| Your objective |
Repeat exactly each line of the data provided below.

| Records for this task |

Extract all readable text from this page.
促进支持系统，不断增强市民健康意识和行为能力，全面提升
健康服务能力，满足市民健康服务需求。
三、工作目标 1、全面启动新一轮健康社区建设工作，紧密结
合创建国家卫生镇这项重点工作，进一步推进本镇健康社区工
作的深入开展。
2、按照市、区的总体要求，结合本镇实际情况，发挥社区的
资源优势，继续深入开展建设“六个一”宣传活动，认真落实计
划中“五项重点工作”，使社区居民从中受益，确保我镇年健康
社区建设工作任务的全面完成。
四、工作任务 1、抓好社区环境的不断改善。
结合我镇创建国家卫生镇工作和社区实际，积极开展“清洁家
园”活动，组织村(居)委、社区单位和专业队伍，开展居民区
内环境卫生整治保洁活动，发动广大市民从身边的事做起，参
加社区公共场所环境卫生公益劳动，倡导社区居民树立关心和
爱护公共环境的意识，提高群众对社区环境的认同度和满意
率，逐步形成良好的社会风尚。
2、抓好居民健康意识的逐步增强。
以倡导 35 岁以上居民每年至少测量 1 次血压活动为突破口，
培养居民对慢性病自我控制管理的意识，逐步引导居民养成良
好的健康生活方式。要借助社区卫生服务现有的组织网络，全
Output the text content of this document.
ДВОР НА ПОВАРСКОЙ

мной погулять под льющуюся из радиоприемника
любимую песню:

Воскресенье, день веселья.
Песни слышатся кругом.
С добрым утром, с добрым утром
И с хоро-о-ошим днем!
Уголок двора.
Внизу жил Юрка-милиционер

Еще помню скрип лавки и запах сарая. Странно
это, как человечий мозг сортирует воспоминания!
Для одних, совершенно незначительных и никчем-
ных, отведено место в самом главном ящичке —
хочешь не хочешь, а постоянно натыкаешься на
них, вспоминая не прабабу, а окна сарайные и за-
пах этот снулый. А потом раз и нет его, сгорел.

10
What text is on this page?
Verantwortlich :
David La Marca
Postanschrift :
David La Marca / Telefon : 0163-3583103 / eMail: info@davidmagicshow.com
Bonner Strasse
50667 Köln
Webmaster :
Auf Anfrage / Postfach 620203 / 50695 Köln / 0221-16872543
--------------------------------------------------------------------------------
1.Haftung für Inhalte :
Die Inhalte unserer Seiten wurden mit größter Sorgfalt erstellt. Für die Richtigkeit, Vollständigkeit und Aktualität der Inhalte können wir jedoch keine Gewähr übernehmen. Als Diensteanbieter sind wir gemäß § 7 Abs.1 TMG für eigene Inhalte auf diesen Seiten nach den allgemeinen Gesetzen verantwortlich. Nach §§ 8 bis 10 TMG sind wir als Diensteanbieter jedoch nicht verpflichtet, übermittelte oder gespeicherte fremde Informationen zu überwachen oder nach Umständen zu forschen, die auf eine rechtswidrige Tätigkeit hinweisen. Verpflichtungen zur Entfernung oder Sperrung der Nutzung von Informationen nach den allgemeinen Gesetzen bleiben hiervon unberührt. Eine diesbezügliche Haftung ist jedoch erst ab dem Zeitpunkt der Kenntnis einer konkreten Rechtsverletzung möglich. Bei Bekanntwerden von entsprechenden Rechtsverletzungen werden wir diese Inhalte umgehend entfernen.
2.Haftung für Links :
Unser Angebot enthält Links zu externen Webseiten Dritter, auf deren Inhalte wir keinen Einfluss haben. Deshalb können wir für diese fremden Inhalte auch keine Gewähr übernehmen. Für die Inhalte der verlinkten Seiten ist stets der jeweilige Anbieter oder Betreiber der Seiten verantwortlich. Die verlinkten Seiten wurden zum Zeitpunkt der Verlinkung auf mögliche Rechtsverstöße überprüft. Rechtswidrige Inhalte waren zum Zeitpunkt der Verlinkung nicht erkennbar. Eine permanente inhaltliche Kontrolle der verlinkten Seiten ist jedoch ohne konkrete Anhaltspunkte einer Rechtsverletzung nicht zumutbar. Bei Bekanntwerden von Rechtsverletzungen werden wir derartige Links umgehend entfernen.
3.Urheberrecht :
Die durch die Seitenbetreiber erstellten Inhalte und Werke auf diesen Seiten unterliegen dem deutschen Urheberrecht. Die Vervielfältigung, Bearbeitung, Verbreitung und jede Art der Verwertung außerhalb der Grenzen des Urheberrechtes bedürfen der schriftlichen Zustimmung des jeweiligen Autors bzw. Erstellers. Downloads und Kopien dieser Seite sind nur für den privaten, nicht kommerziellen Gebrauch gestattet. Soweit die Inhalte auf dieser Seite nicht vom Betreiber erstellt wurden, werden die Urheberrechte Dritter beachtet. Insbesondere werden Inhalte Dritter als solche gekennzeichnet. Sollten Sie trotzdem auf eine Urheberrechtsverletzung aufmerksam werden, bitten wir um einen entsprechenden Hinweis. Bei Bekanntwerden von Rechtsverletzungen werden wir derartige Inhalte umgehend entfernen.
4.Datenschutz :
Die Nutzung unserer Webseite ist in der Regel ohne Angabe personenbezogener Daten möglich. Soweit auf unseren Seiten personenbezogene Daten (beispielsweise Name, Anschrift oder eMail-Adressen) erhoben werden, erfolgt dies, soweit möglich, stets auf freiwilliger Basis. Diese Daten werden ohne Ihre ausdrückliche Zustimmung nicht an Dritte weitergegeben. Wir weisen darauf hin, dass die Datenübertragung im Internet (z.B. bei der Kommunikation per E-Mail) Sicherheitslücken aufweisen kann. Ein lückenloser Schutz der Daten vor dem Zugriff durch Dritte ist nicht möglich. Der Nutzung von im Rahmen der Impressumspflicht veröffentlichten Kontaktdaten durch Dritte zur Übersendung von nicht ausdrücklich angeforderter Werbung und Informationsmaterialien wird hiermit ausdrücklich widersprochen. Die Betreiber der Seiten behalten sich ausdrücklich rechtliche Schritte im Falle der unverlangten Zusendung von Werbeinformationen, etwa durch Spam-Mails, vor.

| Solution to the exercise |
Extract all readable text from this page.
促进支持系统，不断增强市民健康意识和行为能力，全面提升
健康服务能力，满足市民健康服务需求。
三、工作目标 1、全面启动新一轮健康社区建设工作，紧密结
合创建国家卫生镇这项重点工作，进一步推进本镇健康社区工
作的深入开展。
2、按照市、区的总体要求，结合本镇实际情况，发挥社区的
资源优势，继续深入开展建设“六个一”宣传活动，认真落实计
划中“五项重点工作”，使社区居民从中受益，确保我镇年健康
社区建设工作任务的全面完成。
四、工作任务 1、抓好社区环境的不断改善。
结合我镇创建国家卫生镇工作和社区实际，积极开展“清洁家
园”活动，组织村(居)委、社区单位和专业队伍，开展居民区
内环境卫生整治保洁活动，发动广大市民从身边的事做起，参
加社区公共场所环境卫生公益劳动，倡导社区居民树立关心和
爱护公共环境的意识，提高群众对社区环境的认同度和满意
率，逐步形成良好的社会风尚。
2、抓好居民健康意识的逐步增强。
以倡导 35 岁以上居民每年至少测量 1 次血压活动为突破口，
培养居民对慢性病自我控制管理的意识，逐步引导居民养成良
好的健康生活方式。要借助社区卫生服务现有的组织网络，全
Output the text content of this document.
ДВОР НА ПОВАРСКОЙ

мной погулять под льющуюся из радиоприемника
любимую песню:

Воскресенье, день веселья.
Песни слышатся кругом.
С добрым утром, с добрым утром
И с хоро-о-ошим днем!
Уголок двора.
Внизу жил Юрка-милиционер

Еще помню скрип лавки и запах сарая. Странно
это, как человечий мозг сортирует воспоминания!
Для одних, совершенно незначительных и никчем-
ных, отведено место в самом главном ящичке —
хочешь не хочешь, а постоянно натыкаешься на
них, вспоминая не прабабу, а окна сарайные и за-
пах этот снулый. А потом раз и нет его, сгорел.

10
What text is on this page?
Verantwortlich :
David La Marca
Postanschrift :
David La Marca / Telefon : 0163-3583103 / eMail: info@davidmagicshow.com
Bonner Strasse
50667 Köln
Webmaster :
Auf Anfrage / Postfach 620203 / 50695 Köln / 0221-16872543
--------------------------------------------------------------------------------
1.Haftung für Inhalte :
Die Inhalte unserer Seiten wurden mit größter Sorgfalt erstellt. Für die Richtigkeit, Vollständigkeit und Aktualität der Inhalte können wir jedoch keine Gewähr übernehmen. Als Diensteanbieter sind wir gemäß § 7 Abs.1 TMG für eigene Inhalte auf diesen Seiten nach den allgemeinen Gesetzen verantwortlich. Nach §§ 8 bis 10 TMG sind wir als Diensteanbieter jedoch nicht verpflichtet, übermittelte oder gespeicherte fremde Informationen zu überwachen oder nach Umständen zu forschen, die auf eine rechtswidrige Tätigkeit hinweisen. Verpflichtungen zur Entfernung oder Sperrung der Nutzung von Informationen nach den allgemeinen Gesetzen bleiben hiervon unberührt. Eine diesbezügliche Haftung ist jedoch erst ab dem Zeitpunkt der Kenntnis einer konkreten Rechtsverletzung möglich. Bei Bekanntwerden von entsprechenden Rechtsverletzungen werden wir diese Inhalte umgehend entfernen.
2.Haftung für Links :
Unser Angebot enthält Links zu externen Webseiten Dritter, auf deren Inhalte wir keinen Einfluss haben. Deshalb können wir für diese fremden Inhalte auch keine Gewähr übernehmen. Für die Inhalte der verlinkten Seiten ist stets der jeweilige Anbieter oder Betreiber der Seiten verantwortlich. Die verlinkten Seiten wurden zum Zeitpunkt der Verlinkung auf mögliche Rechtsverstöße überprüft. Rechtswidrige Inhalte waren zum Zeitpunkt der Verlinkung nicht erkennbar. Eine permanente inhaltliche Kontrolle der verlinkten Seiten ist jedoch ohne konkrete Anhaltspunkte einer Rechtsverletzung nicht zumutbar. Bei Bekanntwerden von Rechtsverletzungen werden wir derartige Links umgehend entfernen.
3.Urheberrecht :
Die durch die Seitenbetreiber erstellten Inhalte und Werke auf diesen Seiten unterliegen dem deutschen Urheberrecht. Die Vervielfältigung, Bearbeitung, Verbreitung und jede Art der Verwertung außerhalb der Grenzen des Urheberrechtes bedürfen der schriftlichen Zustimmung des jeweiligen Autors bzw. Erstellers. Downloads und Kopien dieser Seite sind nur für den privaten, nicht kommerziellen Gebrauch gestattet. Soweit die Inhalte auf dieser Seite nicht vom Betreiber erstellt wurden, werden die Urheberrechte Dritter beachtet. Insbesondere werden Inhalte Dritter als solche gekennzeichnet. Sollten Sie trotzdem auf eine Urheberrechtsverletzung aufmerksam werden, bitten wir um einen entsprechenden Hinweis. Bei Bekanntwerden von Rechtsverletzungen werden wir derartige Inhalte umgehend entfernen.
4.Datenschutz :
Die Nutzung unserer Webseite ist in der Regel ohne Angabe personenbezogener Daten möglich. Soweit auf unseren Seiten personenbezogene Daten (beispielsweise Name, Anschrift oder eMail-Adressen) erhoben werden, erfolgt dies, soweit möglich, stets auf freiwilliger Basis. Diese Daten werden ohne Ihre ausdrückliche Zustimmung nicht an Dritte weitergegeben. Wir weisen darauf hin, dass die Datenübertragung im Internet (z.B. bei der Kommunikation per E-Mail) Sicherheitslücken aufweisen kann. Ein lückenloser Schutz der Daten vor dem Zugriff durch Dritte ist nicht möglich. Der Nutzung von im Rahmen der Impressumspflicht veröffentlichten Kontaktdaten durch Dritte zur Übersendung von nicht ausdrücklich angeforderter Werbung und Informationsmaterialien wird hiermit ausdrücklich widersprochen. Die Betreiber der Seiten behalten sich ausdrücklich rechtliche Schritte im Falle der unverlangten Zusendung von Werbeinformationen, etwa durch Spam-Mails, vor.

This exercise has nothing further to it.